EXERCISE REQUIREMENTS:
Each line in the entries below that holds the string "Configure" is to be listed.

THE DATA:
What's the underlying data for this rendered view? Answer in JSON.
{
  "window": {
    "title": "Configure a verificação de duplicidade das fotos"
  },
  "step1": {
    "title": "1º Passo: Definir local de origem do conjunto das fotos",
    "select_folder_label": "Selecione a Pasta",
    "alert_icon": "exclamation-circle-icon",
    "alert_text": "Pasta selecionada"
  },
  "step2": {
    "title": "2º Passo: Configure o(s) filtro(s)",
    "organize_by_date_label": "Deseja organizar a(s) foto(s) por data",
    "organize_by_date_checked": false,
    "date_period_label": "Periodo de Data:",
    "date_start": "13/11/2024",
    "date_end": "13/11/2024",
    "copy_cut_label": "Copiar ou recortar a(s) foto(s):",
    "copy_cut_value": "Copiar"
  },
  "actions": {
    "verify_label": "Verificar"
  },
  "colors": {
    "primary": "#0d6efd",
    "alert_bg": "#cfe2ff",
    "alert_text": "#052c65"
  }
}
...
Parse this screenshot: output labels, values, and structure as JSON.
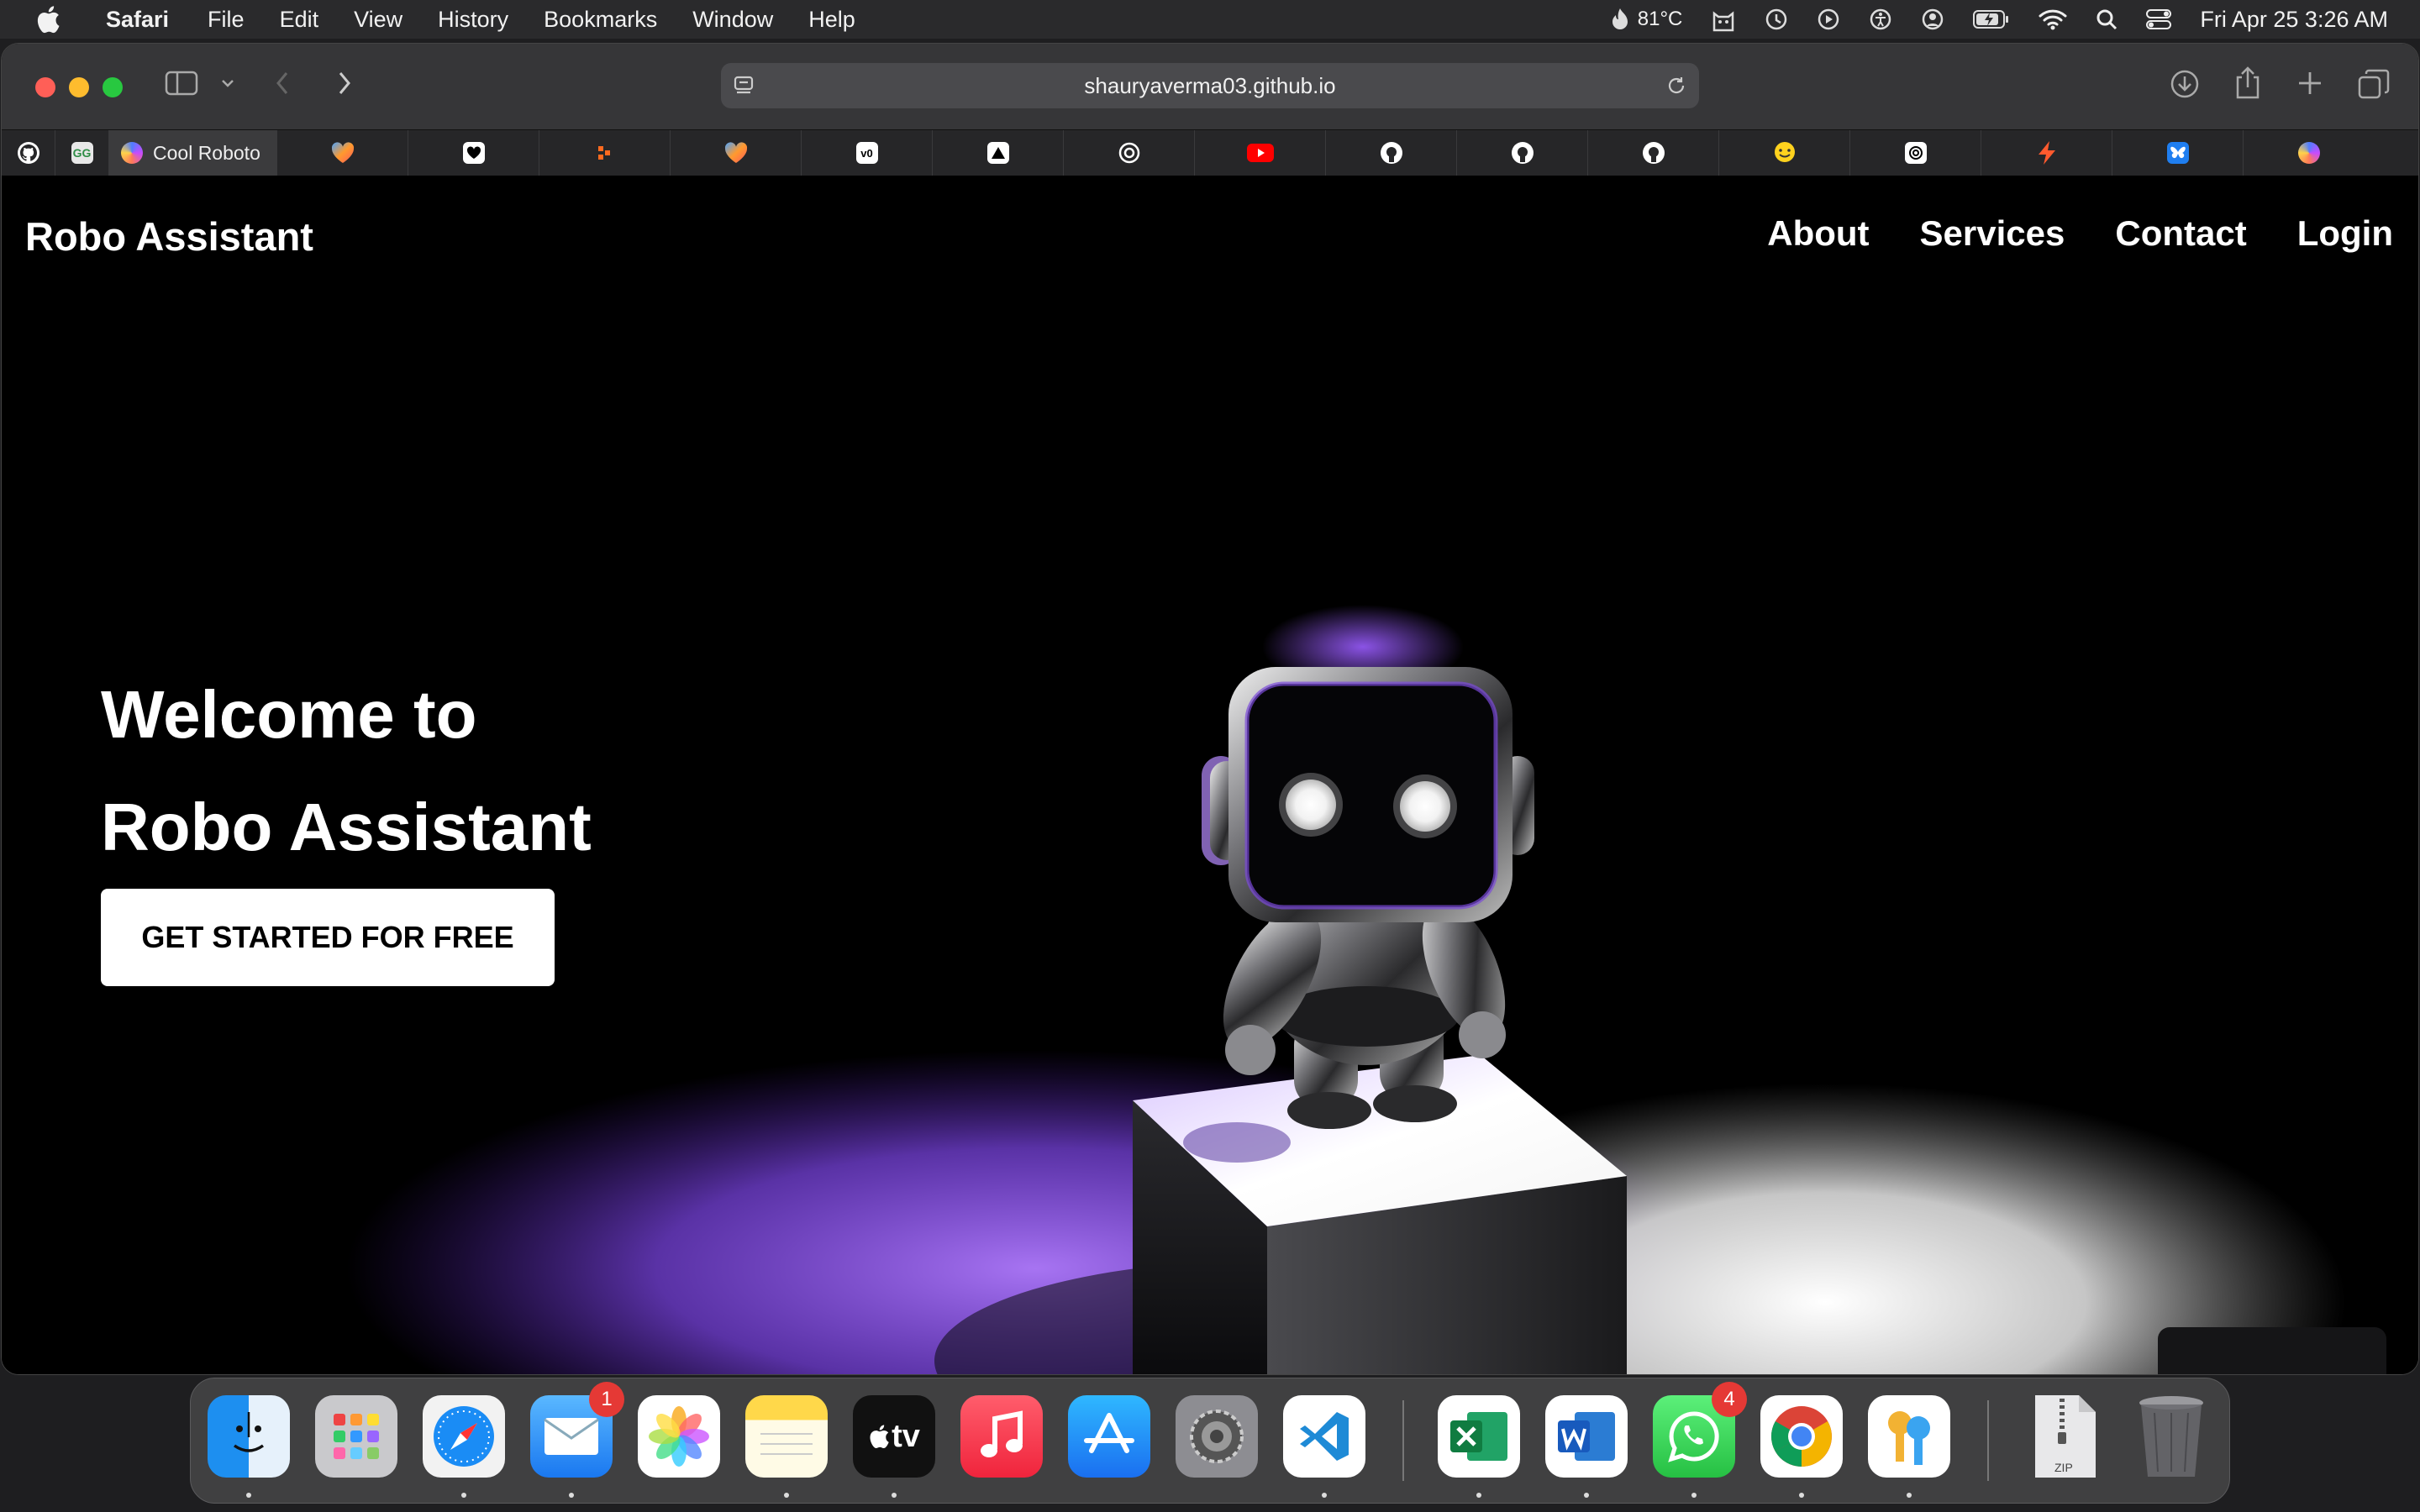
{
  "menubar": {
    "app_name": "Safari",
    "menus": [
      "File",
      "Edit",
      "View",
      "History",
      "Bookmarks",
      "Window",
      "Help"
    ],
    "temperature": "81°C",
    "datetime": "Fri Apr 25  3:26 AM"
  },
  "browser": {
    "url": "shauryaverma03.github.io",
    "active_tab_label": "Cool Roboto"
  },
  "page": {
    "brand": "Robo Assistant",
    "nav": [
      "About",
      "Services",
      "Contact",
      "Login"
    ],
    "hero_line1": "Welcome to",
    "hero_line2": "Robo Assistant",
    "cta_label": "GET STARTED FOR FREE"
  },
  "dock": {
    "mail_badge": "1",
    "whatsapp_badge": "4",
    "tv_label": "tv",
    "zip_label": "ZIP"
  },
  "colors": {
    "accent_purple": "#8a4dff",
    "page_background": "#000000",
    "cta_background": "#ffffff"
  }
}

OUTPUT:
    "title": "Configure a verificação de duplicidade das fotos"
    "title": "2º Passo: Configure o(s) filtro(s)",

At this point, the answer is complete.